SOURCE DATA
**********
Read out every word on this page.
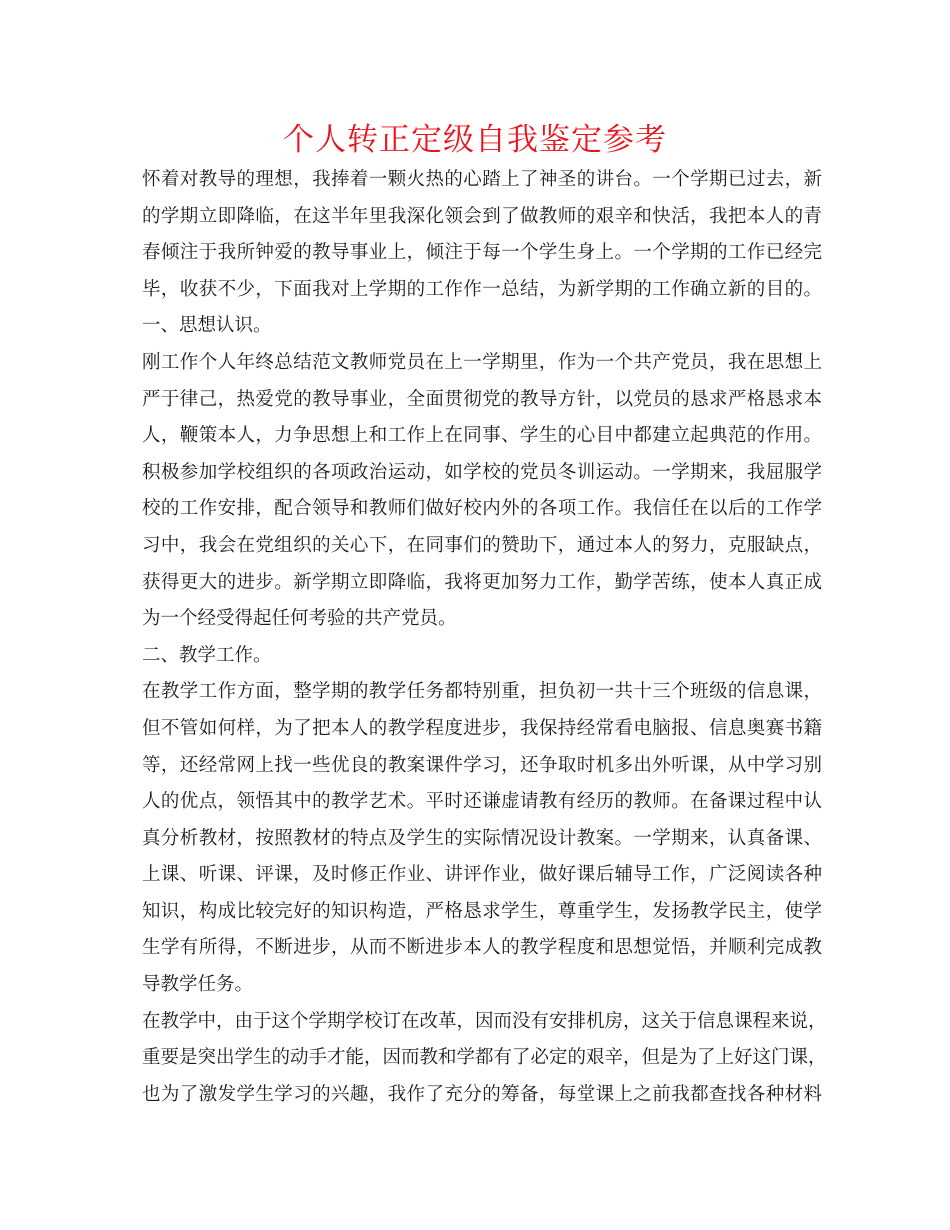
个人转正定级自我鉴定参考
怀着对教导的理想，我捧着一颗火热的心踏上了神圣的讲台。一个学期已过去，新
的学期立即降临，在这半年里我深化领会到了做教师的艰辛和快活，我把本人的青
春倾注于我所钟爱的教导事业上，倾注于每一个学生身上。一个学期的工作已经完
毕，收获不少，下面我对上学期的工作作一总结，为新学期的工作确立新的目的。
一、思想认识。
刚工作个人年终总结范文教师党员在上一学期里，作为一个共产党员，我在思想上
严于律己，热爱党的教导事业，全面贯彻党的教导方针，以党员的恳求严格恳求本
人，鞭策本人，力争思想上和工作上在同事、学生的心目中都建立起典范的作用。
积极参加学校组织的各项政治运动，如学校的党员冬训运动。一学期来，我屈服学
校的工作安排，配合领导和教师们做好校内外的各项工作。我信任在以后的工作学
习中，我会在党组织的关心下，在同事们的赞助下，通过本人的努力，克服缺点，
获得更大的进步。新学期立即降临，我将更加努力工作，勤学苦练，使本人真正成
为一个经受得起任何考验的共产党员。
二、教学工作。
在教学工作方面，整学期的教学任务都特别重，担负初一共十三个班级的信息课，
但不管如何样，为了把本人的教学程度进步，我保持经常看电脑报、信息奥赛书籍
等，还经常网上找一些优良的教案课件学习，还争取时机多出外听课，从中学习别
人的优点，领悟其中的教学艺术。平时还谦虚请教有经历的教师。在备课过程中认
真分析教材，按照教材的特点及学生的实际情况设计教案。一学期来，认真备课、
上课、听课、评课，及时修正作业、讲评作业，做好课后辅导工作，广泛阅读各种
知识，构成比较完好的知识构造，严格恳求学生，尊重学生，发扬教学民主，使学
生学有所得，不断进步，从而不断进步本人的教学程度和思想觉悟，并顺利完成教
导教学任务。
在教学中，由于这个学期学校订在改革，因而没有安排机房，这关于信息课程来说，
重要是突出学生的动手才能，因而教和学都有了必定的艰辛，但是为了上好这门课，
也为了激发学生学习的兴趣，我作了充分的筹备，每堂课上之前我都查找各种材料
**********
WRITTEN REQUEST
From the listing, extract all text exactly as given and drop any picture.

SOLUTION TO THE EXERCISE
Read out every word on this page.
个人转正定级自我鉴定参考
怀着对教导的理想，我捧着一颗火热的心踏上了神圣的讲台。一个学期已过去，新
的学期立即降临，在这半年里我深化领会到了做教师的艰辛和快活，我把本人的青
春倾注于我所钟爱的教导事业上，倾注于每一个学生身上。一个学期的工作已经完
毕，收获不少，下面我对上学期的工作作一总结，为新学期的工作确立新的目的。
一、思想认识。
刚工作个人年终总结范文教师党员在上一学期里，作为一个共产党员，我在思想上
严于律己，热爱党的教导事业，全面贯彻党的教导方针，以党员的恳求严格恳求本
人，鞭策本人，力争思想上和工作上在同事、学生的心目中都建立起典范的作用。
积极参加学校组织的各项政治运动，如学校的党员冬训运动。一学期来，我屈服学
校的工作安排，配合领导和教师们做好校内外的各项工作。我信任在以后的工作学
习中，我会在党组织的关心下，在同事们的赞助下，通过本人的努力，克服缺点，
获得更大的进步。新学期立即降临，我将更加努力工作，勤学苦练，使本人真正成
为一个经受得起任何考验的共产党员。
二、教学工作。
在教学工作方面，整学期的教学任务都特别重，担负初一共十三个班级的信息课，
但不管如何样，为了把本人的教学程度进步，我保持经常看电脑报、信息奥赛书籍
等，还经常网上找一些优良的教案课件学习，还争取时机多出外听课，从中学习别
人的优点，领悟其中的教学艺术。平时还谦虚请教有经历的教师。在备课过程中认
真分析教材，按照教材的特点及学生的实际情况设计教案。一学期来，认真备课、
上课、听课、评课，及时修正作业、讲评作业，做好课后辅导工作，广泛阅读各种
知识，构成比较完好的知识构造，严格恳求学生，尊重学生，发扬教学民主，使学
生学有所得，不断进步，从而不断进步本人的教学程度和思想觉悟，并顺利完成教
导教学任务。
在教学中，由于这个学期学校订在改革，因而没有安排机房，这关于信息课程来说，
重要是突出学生的动手才能，因而教和学都有了必定的艰辛，但是为了上好这门课，
也为了激发学生学习的兴趣，我作了充分的筹备，每堂课上之前我都查找各种材料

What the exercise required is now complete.